*Do this*
Search the records for "text". Copy every line where it appears.

Stored records:
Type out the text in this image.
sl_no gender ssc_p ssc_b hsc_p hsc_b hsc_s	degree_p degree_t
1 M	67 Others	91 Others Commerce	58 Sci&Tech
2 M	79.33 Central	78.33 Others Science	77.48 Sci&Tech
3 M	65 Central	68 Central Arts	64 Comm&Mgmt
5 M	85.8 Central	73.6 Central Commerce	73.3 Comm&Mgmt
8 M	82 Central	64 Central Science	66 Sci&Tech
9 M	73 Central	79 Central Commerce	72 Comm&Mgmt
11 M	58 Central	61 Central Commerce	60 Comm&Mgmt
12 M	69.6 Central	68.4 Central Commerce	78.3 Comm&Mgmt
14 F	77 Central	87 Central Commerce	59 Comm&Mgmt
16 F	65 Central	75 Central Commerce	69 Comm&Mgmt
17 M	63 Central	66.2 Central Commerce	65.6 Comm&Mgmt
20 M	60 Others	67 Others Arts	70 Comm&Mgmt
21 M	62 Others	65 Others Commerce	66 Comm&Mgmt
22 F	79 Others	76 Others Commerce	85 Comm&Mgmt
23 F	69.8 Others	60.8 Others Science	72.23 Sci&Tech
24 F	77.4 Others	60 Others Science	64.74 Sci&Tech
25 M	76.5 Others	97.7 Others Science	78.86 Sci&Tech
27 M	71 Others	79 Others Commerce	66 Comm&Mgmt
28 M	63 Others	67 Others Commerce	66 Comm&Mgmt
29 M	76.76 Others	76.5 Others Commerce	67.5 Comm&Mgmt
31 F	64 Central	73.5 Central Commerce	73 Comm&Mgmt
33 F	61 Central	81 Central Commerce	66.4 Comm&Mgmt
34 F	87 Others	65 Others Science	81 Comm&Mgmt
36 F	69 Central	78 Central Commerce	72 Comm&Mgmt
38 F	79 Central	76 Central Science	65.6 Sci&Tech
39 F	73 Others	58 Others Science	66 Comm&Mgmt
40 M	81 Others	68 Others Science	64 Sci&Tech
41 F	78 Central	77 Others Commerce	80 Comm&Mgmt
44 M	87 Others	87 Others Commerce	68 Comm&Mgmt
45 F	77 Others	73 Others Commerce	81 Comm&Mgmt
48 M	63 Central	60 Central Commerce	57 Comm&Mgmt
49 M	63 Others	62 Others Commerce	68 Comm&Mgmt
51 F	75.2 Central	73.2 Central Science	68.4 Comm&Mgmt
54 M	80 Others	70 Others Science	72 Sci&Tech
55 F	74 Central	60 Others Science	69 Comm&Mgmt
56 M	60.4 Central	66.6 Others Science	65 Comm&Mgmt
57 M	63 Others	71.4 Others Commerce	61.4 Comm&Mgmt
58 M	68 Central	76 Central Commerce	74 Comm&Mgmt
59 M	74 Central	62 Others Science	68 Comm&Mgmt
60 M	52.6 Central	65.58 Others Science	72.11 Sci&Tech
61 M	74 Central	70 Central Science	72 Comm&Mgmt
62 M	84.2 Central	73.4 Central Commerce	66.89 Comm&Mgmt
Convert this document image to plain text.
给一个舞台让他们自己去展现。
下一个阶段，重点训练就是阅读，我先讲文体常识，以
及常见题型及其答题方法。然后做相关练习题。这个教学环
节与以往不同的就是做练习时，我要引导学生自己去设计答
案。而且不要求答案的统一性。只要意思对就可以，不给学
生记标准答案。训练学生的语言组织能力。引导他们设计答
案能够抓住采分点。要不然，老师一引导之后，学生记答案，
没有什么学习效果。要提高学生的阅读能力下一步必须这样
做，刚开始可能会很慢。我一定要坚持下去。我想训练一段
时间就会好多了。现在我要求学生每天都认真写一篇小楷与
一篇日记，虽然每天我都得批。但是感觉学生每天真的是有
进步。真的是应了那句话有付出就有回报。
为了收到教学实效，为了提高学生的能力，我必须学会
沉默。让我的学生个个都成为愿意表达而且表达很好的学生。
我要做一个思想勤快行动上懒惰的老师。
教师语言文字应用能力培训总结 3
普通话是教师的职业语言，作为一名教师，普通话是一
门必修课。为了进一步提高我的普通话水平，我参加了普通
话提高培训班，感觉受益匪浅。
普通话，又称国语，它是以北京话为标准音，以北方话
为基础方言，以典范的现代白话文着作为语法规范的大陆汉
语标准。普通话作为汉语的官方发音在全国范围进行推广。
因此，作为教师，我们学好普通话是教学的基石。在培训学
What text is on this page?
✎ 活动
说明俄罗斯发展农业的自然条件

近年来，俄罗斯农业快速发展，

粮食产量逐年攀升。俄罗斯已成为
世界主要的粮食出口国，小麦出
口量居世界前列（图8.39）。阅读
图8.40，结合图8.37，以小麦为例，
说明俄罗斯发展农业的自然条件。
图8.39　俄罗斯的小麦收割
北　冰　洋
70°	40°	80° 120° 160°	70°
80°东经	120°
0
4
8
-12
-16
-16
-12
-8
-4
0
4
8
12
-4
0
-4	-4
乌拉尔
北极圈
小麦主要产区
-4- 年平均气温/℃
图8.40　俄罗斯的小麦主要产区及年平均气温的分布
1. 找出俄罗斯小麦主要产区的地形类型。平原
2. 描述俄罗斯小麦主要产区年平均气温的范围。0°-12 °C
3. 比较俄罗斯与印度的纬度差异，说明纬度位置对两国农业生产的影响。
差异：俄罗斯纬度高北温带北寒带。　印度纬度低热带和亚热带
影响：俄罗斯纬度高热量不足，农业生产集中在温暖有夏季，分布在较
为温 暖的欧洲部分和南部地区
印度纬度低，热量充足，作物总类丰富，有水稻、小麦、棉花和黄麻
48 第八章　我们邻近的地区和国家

*Result of this task*
Type out the text in this image.
Convert this document image to plain text.
What text is on this page?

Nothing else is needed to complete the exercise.